▸ Description of the task: Because the copy must hold no pictures, return the data below with all of its words intact.

[Records from a data collection]

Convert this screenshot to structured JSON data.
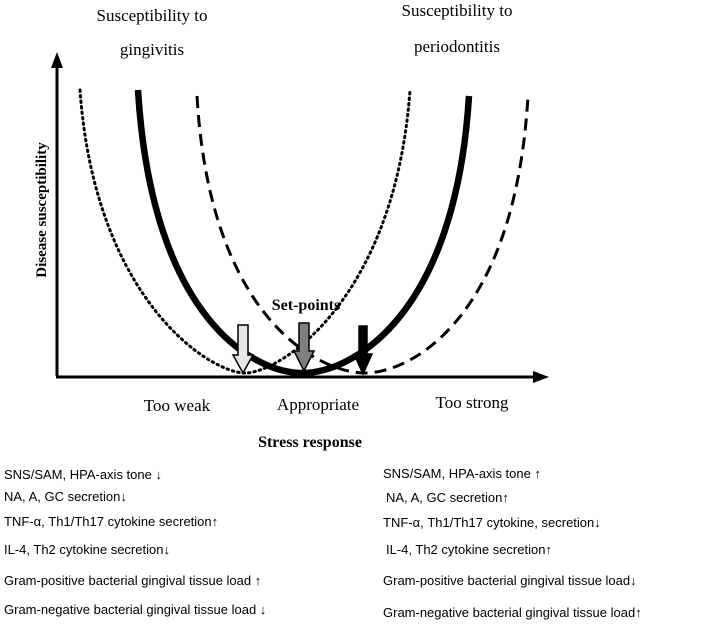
{
  "labels": {
    "gingivitis_line1": "Susceptibility to",
    "gingivitis_line2": "gingivitis",
    "periodontitis_line1": "Susceptibility to",
    "periodontitis_line2": "periodontitis",
    "y_axis": "Disease susceptibility",
    "x_axis": "Stress response",
    "set_points": "Set-points",
    "too_weak": "Too weak",
    "appropriate": "Appropriate",
    "too_strong": "Too strong"
  },
  "left_list": [
    "SNS/SAM, HPA-axis tone ↓",
    "NA, A, GC secretion↓",
    "TNF-α, Th1/Th17 cytokine secretion↑",
    "IL-4, Th2 cytokine secretion↓",
    "Gram-positive bacterial gingival tissue load ↑",
    "Gram-negative bacterial gingival tissue load ↓"
  ],
  "right_list": [
    "SNS/SAM, HPA-axis tone ↑",
    "NA, A, GC secretion↑",
    "TNF-α, Th1/Th17 cytokine, secretion↓",
    "IL-4, Th2 cytokine secretion↑",
    "Gram-positive bacterial gingival tissue load↓",
    "Gram-negative bacterial gingival tissue load↑"
  ],
  "colors": {
    "ink": "#000000",
    "arrow_light": "#e6e6e6",
    "arrow_mid": "#7f7f7f",
    "arrow_dark": "#000000"
  }
}
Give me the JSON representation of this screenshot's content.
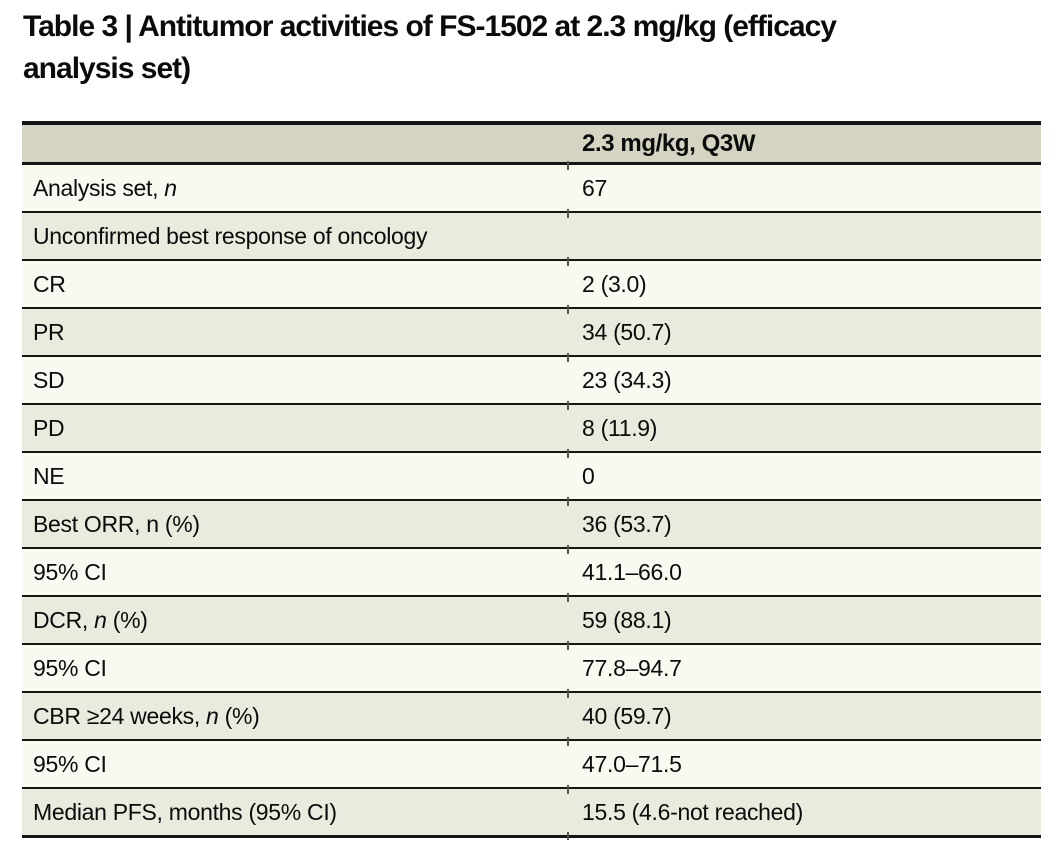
{
  "title": {
    "line1": "Table 3 | Antitumor activities of FS-1502 at 2.3 mg/kg (efficacy",
    "line2": "analysis set)"
  },
  "table": {
    "header": {
      "value_col": "2.3 mg/kg, Q3W"
    },
    "rows": [
      {
        "pre": "Analysis set, ",
        "it": "n",
        "post": "",
        "value": "67"
      },
      {
        "pre": "Unconfirmed best response of oncology",
        "it": "",
        "post": "",
        "value": ""
      },
      {
        "pre": "CR",
        "it": "",
        "post": "",
        "value": "2 (3.0)"
      },
      {
        "pre": "PR",
        "it": "",
        "post": "",
        "value": "34 (50.7)"
      },
      {
        "pre": "SD",
        "it": "",
        "post": "",
        "value": "23 (34.3)"
      },
      {
        "pre": "PD",
        "it": "",
        "post": "",
        "value": "8 (11.9)"
      },
      {
        "pre": "NE",
        "it": "",
        "post": "",
        "value": "0"
      },
      {
        "pre": "Best ORR, n (%)",
        "it": "",
        "post": "",
        "value": "36 (53.7)"
      },
      {
        "pre": "95% CI",
        "it": "",
        "post": "",
        "value": "41.1–66.0"
      },
      {
        "pre": "DCR, ",
        "it": "n",
        "post": " (%)",
        "value": "59 (88.1)"
      },
      {
        "pre": "95% CI",
        "it": "",
        "post": "",
        "value": "77.8–94.7"
      },
      {
        "pre": "CBR ≥24 weeks, ",
        "it": "n",
        "post": " (%)",
        "value": "40 (59.7)"
      },
      {
        "pre": "95% CI",
        "it": "",
        "post": "",
        "value": "47.0–71.5"
      },
      {
        "pre": "Median PFS, months (95% CI)",
        "it": "",
        "post": "",
        "value": "15.5 (4.6-not reached)"
      }
    ]
  },
  "colors": {
    "header_bg": "#d5d3c2",
    "row_beige": "#eaeade",
    "row_light": "#faf9f1",
    "rule": "#141414",
    "tick": "#55544d",
    "text": "#0b0b0b"
  }
}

▸ Result:
Convert this screenshot to structured JSON data.
{
  "labels": {
    "gingivitis_line1": "Susceptibility to",
    "gingivitis_line2": "gingivitis",
    "periodontitis_line1": "Susceptibility to",
    "periodontitis_line2": "periodontitis",
    "y_axis": "Disease susceptibility",
    "x_axis": "Stress response",
    "set_points": "Set-points",
    "too_weak": "Too weak",
    "appropriate": "Appropriate",
    "too_strong": "Too strong"
  },
  "left_list": [
    "SNS/SAM, HPA-axis tone ↓",
    "NA, A, GC secretion↓",
    "TNF-α, Th1/Th17 cytokine secretion↑",
    "IL-4, Th2 cytokine secretion↓",
    "Gram-positive bacterial gingival tissue load ↑",
    "Gram-negative bacterial gingival tissue load ↓"
  ],
  "right_list": [
    "SNS/SAM, HPA-axis tone ↑",
    "NA, A, GC secretion↑",
    "TNF-α, Th1/Th17 cytokine, secretion↓",
    "IL-4, Th2 cytokine secretion↑",
    "Gram-positive bacterial gingival tissue load↓",
    "Gram-negative bacterial gingival tissue load↑"
  ],
  "colors": {
    "ink": "#000000",
    "arrow_light": "#e6e6e6",
    "arrow_mid": "#7f7f7f",
    "arrow_dark": "#000000"
  }
}
Give me the JSON representation of this screenshot's content.
{
  "title": {
    "line1": "Table 3 | Antitumor activities of FS-1502 at 2.3 mg/kg (efficacy",
    "line2": "analysis set)"
  },
  "table": {
    "header": {
      "value_col": "2.3 mg/kg, Q3W"
    },
    "rows": [
      {
        "pre": "Analysis set, ",
        "it": "n",
        "post": "",
        "value": "67"
      },
      {
        "pre": "Unconfirmed best response of oncology",
        "it": "",
        "post": "",
        "value": ""
      },
      {
        "pre": "CR",
        "it": "",
        "post": "",
        "value": "2 (3.0)"
      },
      {
        "pre": "PR",
        "it": "",
        "post": "",
        "value": "34 (50.7)"
      },
      {
        "pre": "SD",
        "it": "",
        "post": "",
        "value": "23 (34.3)"
      },
      {
        "pre": "PD",
        "it": "",
        "post": "",
        "value": "8 (11.9)"
      },
      {
        "pre": "NE",
        "it": "",
        "post": "",
        "value": "0"
      },
      {
        "pre": "Best ORR, n (%)",
        "it": "",
        "post": "",
        "value": "36 (53.7)"
      },
      {
        "pre": "95% CI",
        "it": "",
        "post": "",
        "value": "41.1–66.0"
      },
      {
        "pre": "DCR, ",
        "it": "n",
        "post": " (%)",
        "value": "59 (88.1)"
      },
      {
        "pre": "95% CI",
        "it": "",
        "post": "",
        "value": "77.8–94.7"
      },
      {
        "pre": "CBR ≥24 weeks, ",
        "it": "n",
        "post": " (%)",
        "value": "40 (59.7)"
      },
      {
        "pre": "95% CI",
        "it": "",
        "post": "",
        "value": "47.0–71.5"
      },
      {
        "pre": "Median PFS, months (95% CI)",
        "it": "",
        "post": "",
        "value": "15.5 (4.6-not reached)"
      }
    ]
  },
  "colors": {
    "header_bg": "#d5d3c2",
    "row_beige": "#eaeade",
    "row_light": "#faf9f1",
    "rule": "#141414",
    "tick": "#55544d",
    "text": "#0b0b0b"
  }
}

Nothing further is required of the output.